◆ **GOAL OF THE EXERCISE**
Write every record out again exactly, and keep images out of it.

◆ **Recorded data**
=====

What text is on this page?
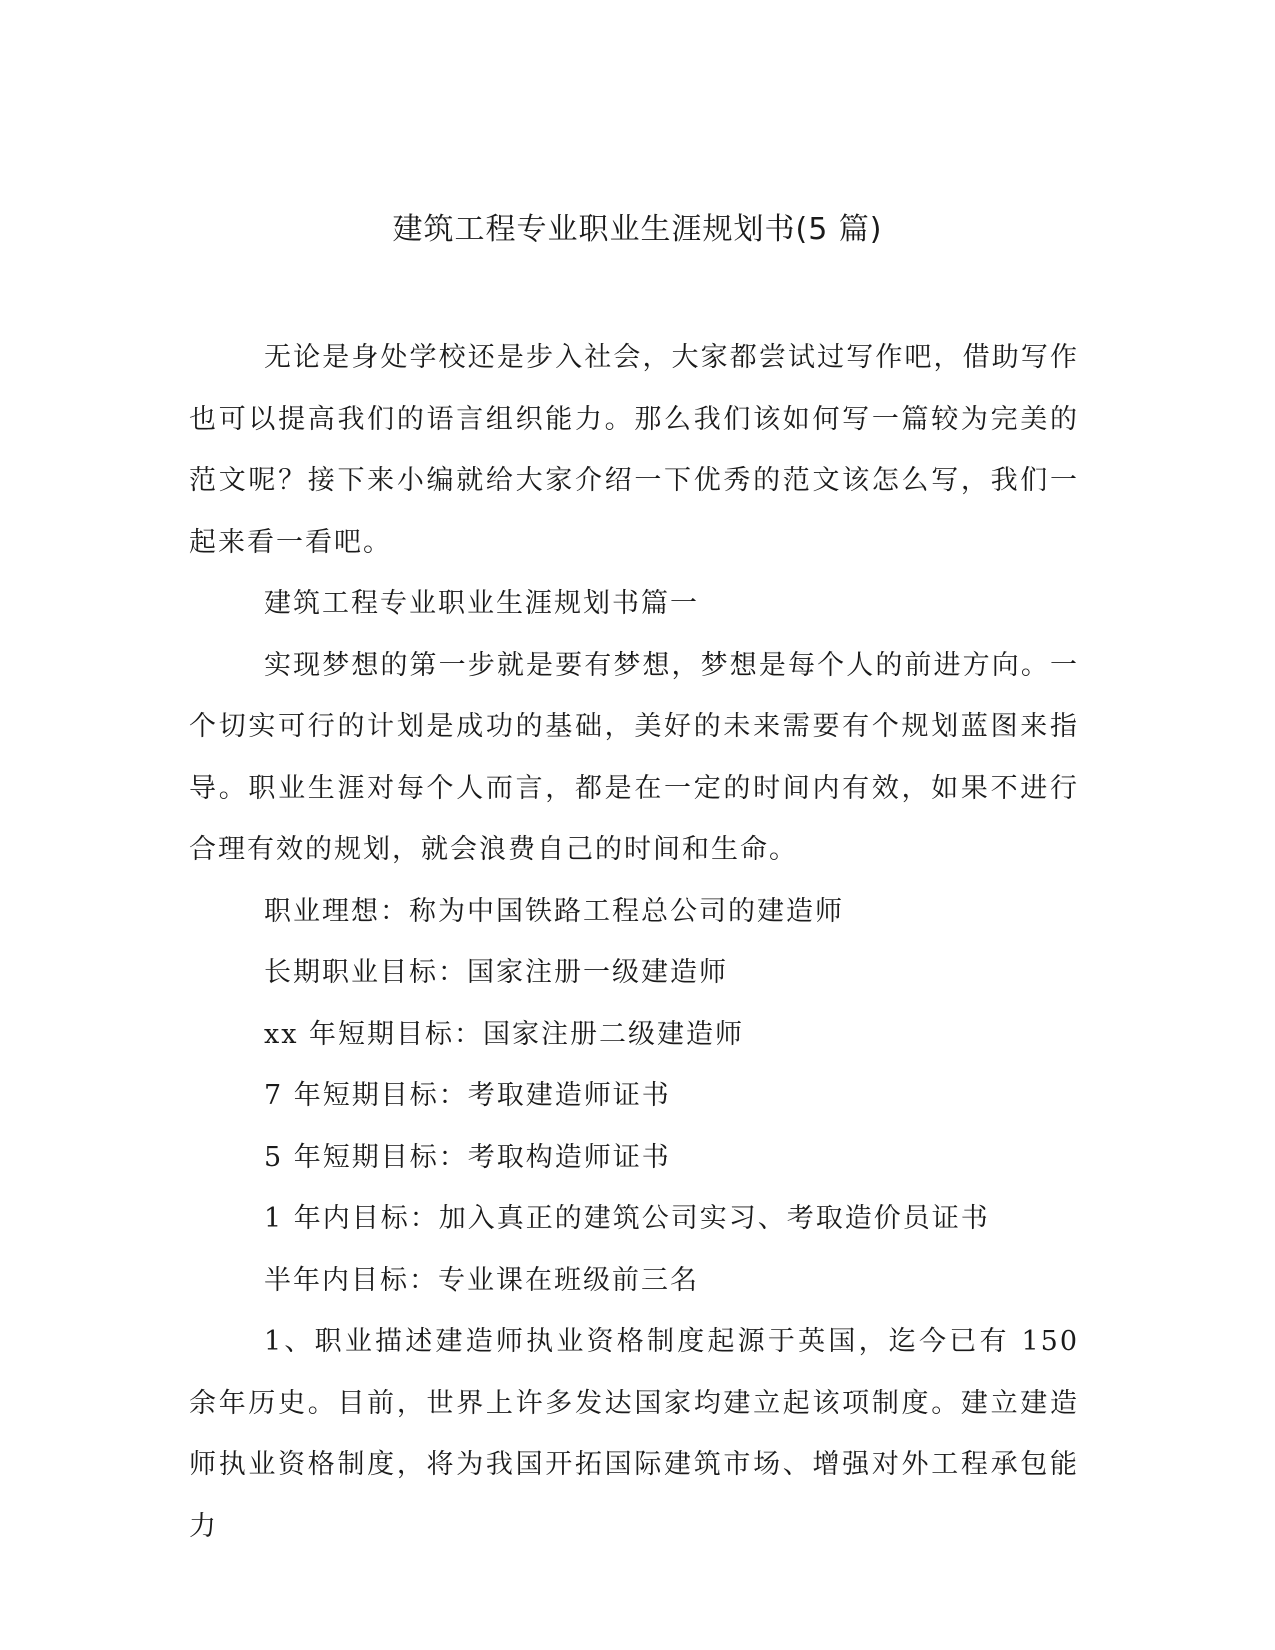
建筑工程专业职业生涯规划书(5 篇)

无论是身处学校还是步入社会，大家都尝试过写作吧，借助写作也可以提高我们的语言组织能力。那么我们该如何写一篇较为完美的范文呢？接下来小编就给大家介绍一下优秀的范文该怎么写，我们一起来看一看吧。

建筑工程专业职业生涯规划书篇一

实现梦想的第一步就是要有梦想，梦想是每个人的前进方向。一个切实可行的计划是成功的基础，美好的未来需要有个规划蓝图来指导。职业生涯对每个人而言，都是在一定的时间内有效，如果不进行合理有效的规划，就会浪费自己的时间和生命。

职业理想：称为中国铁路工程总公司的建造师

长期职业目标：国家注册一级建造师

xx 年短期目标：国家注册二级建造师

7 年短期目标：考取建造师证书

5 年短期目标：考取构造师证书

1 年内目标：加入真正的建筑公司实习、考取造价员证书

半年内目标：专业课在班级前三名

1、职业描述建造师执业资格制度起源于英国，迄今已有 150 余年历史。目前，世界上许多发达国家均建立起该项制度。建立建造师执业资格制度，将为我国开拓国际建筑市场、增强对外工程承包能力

=====

◆ **RESULT**
What text is on this page?
建筑工程专业职业生涯规划书(5 篇)

无论是身处学校还是步入社会，大家都尝试过写作吧，借助写作也可以提高我们的语言组织能力。那么我们该如何写一篇较为完美的范文呢？接下来小编就给大家介绍一下优秀的范文该怎么写，我们一起来看一看吧。

建筑工程专业职业生涯规划书篇一

实现梦想的第一步就是要有梦想，梦想是每个人的前进方向。一个切实可行的计划是成功的基础，美好的未来需要有个规划蓝图来指导。职业生涯对每个人而言，都是在一定的时间内有效，如果不进行合理有效的规划，就会浪费自己的时间和生命。

职业理想：称为中国铁路工程总公司的建造师

长期职业目标：国家注册一级建造师

xx 年短期目标：国家注册二级建造师

7 年短期目标：考取建造师证书

5 年短期目标：考取构造师证书

1 年内目标：加入真正的建筑公司实习、考取造价员证书

半年内目标：专业课在班级前三名

1、职业描述建造师执业资格制度起源于英国，迄今已有 150 余年历史。目前，世界上许多发达国家均建立起该项制度。建立建造师执业资格制度，将为我国开拓国际建筑市场、增强对外工程承包能力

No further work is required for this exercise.